## start Document segment
Strength through geometry and material effectiveness can be achieved through the application of unreinforced masonry (URM) principles in the structural design process. The 9-R framework (Sect. 1.1), and in particular the reduced 5R framework (Sect. 2.1) as applicable to the construction industry, has always been part of the history of unreinforced masonry (URM) structures, albeit for economic rather than environmental reasons (Fitchen, 1981). For example, it was common to reuse materials and components from demolished buildings or to extract the stone blocks from the construction site directly. In some cases, the structural design considered multiple requirements, like thermal mass or design features to capture wind streams for cooling, reducing the need for other materials. Such strategies were made possible by the structural principles of URM, mainly its discrete nature, the careful design of the global structural geometry and the stereotomy of each constituent masonry block. However, considering current regulations and building codes, the application of URM principles to the design of new structures must consider additional constraints and criteria. This section describes the relevant principles of URM that can be utilised in the design of Unreinforced Concrete Masonry (URCM) structures. It also highlights the challenges and opportunities of implementing URM-informed structures in modern building construction.
## end Document segment
## start Material provided
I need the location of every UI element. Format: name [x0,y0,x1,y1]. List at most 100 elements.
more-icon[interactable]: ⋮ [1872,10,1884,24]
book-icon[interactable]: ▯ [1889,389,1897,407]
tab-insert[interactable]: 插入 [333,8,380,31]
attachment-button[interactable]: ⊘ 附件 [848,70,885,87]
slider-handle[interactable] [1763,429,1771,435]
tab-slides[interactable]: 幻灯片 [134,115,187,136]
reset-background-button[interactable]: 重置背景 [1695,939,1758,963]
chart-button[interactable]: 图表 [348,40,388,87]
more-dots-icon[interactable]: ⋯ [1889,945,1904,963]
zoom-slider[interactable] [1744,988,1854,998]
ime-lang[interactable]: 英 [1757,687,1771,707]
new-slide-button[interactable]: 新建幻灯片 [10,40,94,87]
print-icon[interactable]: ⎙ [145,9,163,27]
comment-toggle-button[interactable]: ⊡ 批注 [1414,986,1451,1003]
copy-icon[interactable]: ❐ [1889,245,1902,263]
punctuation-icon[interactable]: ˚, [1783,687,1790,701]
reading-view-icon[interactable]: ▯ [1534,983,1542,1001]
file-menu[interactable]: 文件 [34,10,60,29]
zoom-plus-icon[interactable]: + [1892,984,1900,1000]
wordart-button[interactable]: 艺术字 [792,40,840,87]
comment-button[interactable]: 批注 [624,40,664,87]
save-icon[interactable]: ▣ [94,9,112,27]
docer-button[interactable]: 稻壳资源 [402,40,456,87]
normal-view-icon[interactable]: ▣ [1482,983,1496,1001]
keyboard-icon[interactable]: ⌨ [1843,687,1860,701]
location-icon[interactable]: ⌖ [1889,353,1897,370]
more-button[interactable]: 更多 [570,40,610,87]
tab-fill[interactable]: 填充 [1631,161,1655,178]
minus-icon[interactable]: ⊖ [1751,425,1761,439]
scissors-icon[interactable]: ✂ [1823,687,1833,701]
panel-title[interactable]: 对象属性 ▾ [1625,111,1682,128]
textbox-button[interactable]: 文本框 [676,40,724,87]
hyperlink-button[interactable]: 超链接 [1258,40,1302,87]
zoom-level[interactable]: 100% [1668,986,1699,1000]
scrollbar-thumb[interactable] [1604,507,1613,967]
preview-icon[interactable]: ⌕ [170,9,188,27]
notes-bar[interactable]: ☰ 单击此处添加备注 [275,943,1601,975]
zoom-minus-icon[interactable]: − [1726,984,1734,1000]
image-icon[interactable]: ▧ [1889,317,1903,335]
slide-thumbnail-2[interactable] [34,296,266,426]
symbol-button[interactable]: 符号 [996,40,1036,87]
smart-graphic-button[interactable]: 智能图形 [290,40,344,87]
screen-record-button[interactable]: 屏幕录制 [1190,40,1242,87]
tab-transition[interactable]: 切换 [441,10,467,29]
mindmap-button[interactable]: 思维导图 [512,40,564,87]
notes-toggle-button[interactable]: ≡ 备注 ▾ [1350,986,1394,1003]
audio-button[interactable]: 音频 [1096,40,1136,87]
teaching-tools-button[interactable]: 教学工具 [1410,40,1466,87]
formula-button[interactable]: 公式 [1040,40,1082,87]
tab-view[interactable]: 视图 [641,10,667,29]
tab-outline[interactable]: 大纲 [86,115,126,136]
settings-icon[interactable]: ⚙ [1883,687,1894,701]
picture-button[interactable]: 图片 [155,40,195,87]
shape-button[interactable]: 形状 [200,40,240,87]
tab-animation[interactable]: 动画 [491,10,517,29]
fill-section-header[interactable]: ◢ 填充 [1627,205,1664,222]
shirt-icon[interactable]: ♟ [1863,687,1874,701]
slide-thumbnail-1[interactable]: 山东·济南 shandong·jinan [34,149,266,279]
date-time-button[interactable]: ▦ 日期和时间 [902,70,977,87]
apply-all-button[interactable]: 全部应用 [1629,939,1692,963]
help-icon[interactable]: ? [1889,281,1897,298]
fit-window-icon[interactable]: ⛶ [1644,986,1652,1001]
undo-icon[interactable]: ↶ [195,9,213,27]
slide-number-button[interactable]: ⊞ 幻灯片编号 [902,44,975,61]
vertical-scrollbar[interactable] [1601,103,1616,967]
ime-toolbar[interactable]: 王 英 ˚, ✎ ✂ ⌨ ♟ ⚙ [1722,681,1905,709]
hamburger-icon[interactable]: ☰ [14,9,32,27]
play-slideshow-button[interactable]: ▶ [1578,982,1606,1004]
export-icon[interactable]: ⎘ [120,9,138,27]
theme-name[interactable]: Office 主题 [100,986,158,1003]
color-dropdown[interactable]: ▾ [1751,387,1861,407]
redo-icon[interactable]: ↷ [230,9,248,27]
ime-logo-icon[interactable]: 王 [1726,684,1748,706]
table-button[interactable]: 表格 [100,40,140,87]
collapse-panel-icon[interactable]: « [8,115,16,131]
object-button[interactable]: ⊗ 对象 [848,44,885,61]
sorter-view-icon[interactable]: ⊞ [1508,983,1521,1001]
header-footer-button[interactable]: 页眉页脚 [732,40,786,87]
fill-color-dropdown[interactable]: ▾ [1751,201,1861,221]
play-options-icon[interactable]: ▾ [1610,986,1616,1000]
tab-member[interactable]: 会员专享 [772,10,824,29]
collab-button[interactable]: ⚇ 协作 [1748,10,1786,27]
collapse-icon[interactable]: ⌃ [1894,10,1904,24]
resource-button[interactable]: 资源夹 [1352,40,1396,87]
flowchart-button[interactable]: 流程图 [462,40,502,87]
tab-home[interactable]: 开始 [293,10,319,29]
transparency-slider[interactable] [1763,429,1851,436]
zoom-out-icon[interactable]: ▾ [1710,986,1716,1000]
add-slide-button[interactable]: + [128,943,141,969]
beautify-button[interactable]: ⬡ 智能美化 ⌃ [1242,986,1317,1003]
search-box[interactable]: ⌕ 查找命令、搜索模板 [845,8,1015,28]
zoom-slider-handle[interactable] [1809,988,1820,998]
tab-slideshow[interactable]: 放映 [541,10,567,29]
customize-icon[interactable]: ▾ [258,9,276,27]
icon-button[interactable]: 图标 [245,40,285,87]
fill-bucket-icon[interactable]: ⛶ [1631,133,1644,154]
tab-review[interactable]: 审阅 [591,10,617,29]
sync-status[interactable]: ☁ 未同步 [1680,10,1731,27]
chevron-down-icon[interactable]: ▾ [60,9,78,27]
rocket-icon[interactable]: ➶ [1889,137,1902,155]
## end Material provided
The tasks |
a – Return each line of the listing that includes the string "minus", treating uppercase and lowercase as different.
b – Extend the masonry passage, picking up right after its final sentence.
The masonry passage and the listing are unrelated to each other.

Responses to the exercise |
a –
minus-icon[interactable]: ⊖ [1751,425,1761,439]
zoom-minus-icon[interactable]: − [1726,984,1734,1000]

b –
3.1 URM Principles

Geometry is the most relevant aspect of the structural behaviour of URM structures both at the scale of the global shape of the structure and at the scale of the discretised, individual blocks that constitute the structure.

The former—global shape of the structure—must be designed to follow funicular thrust networks and remain in compressive stress states under all loading conditions. Traditionally, funicular structures, such as arches and vaults, were designed with generous cross sections, in which, because of their mass, the self-weight was considerably higher than any other external load (Heyman, 1966). This resulted in negligible variations of the stress state under additional load cases, and stress level being one or two orders of magnitude lower than the strength of the material.

Appropriate geometry is equally crucial at the scale of the individual elements composing the structure, which are designed following specific stereotomy and discretisation rules. The discretisation plays an essential role in the mechanics of URM structures, whereby the interfaces between masonry blocks are designed to be as orthogonal as possible to the funicular flow of forces within the structure, allowing compression-only load paths that avoid bending (Mata Falcón et al. 2022). The discretisation also directly relates to the capacity of the structure to adapt to variations of the boundary conditions through differential movements of the components.

In the following paragraphs describe the challenges and opportunities related to the translation of traditional URM structural principles to Unreinforced Concrete Masonry (URCM), considering modern regulations and building codes.

3.2 Challenges

In the current context, where reducing material consumption, saving resources and decreasing the environmental impact are key aspects, the design of structures following URM structural principles faces new challenges.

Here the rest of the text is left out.